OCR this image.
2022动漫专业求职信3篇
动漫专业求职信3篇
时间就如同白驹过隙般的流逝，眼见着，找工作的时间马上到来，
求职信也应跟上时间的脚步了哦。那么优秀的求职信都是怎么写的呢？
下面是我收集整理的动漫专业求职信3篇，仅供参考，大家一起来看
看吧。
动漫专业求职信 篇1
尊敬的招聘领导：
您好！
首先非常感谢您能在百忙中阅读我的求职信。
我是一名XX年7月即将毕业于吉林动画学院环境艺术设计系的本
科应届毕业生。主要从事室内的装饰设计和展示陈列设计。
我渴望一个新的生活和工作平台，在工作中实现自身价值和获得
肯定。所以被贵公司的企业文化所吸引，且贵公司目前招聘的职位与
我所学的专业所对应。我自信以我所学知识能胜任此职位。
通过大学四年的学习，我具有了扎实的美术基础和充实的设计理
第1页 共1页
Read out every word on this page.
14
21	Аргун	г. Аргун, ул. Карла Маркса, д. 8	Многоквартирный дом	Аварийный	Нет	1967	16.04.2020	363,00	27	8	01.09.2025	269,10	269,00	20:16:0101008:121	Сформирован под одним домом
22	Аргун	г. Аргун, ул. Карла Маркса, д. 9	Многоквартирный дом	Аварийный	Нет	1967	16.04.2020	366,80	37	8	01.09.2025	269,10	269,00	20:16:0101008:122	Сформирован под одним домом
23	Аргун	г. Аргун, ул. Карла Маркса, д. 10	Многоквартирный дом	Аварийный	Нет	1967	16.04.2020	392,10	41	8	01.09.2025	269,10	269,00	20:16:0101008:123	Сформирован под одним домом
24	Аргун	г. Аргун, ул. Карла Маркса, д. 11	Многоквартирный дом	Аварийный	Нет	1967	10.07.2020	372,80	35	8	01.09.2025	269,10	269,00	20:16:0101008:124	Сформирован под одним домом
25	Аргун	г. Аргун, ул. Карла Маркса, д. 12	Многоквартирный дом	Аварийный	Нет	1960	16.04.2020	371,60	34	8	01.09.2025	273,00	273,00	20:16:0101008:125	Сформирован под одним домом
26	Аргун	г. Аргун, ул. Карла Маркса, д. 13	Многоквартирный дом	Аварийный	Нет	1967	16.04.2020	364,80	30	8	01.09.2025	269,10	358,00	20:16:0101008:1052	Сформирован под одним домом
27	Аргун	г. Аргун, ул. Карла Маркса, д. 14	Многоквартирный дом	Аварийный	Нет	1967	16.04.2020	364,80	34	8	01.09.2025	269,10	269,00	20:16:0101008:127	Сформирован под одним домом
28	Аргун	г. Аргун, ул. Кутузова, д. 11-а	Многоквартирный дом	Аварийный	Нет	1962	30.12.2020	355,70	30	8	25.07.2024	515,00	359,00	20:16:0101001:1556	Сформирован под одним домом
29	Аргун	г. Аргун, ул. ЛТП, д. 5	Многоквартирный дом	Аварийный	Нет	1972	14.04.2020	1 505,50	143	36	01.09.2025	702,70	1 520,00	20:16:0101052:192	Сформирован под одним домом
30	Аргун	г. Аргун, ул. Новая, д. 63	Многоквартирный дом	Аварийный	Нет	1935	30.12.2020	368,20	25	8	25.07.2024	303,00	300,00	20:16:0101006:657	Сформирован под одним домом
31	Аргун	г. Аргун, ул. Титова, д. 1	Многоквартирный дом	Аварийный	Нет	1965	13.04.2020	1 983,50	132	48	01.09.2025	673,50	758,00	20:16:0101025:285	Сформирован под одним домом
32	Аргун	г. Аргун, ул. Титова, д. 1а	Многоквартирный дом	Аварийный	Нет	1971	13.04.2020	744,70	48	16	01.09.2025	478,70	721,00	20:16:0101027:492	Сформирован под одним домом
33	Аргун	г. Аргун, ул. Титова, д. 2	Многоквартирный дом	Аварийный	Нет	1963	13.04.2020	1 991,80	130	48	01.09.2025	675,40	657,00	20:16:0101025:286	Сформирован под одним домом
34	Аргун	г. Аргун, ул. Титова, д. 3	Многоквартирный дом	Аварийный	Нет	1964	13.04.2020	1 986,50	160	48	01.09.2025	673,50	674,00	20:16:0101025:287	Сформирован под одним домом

> _What you have to do_:
Find the lines of the material that hold the word "this" and report their count alone.

> _Final result_:
2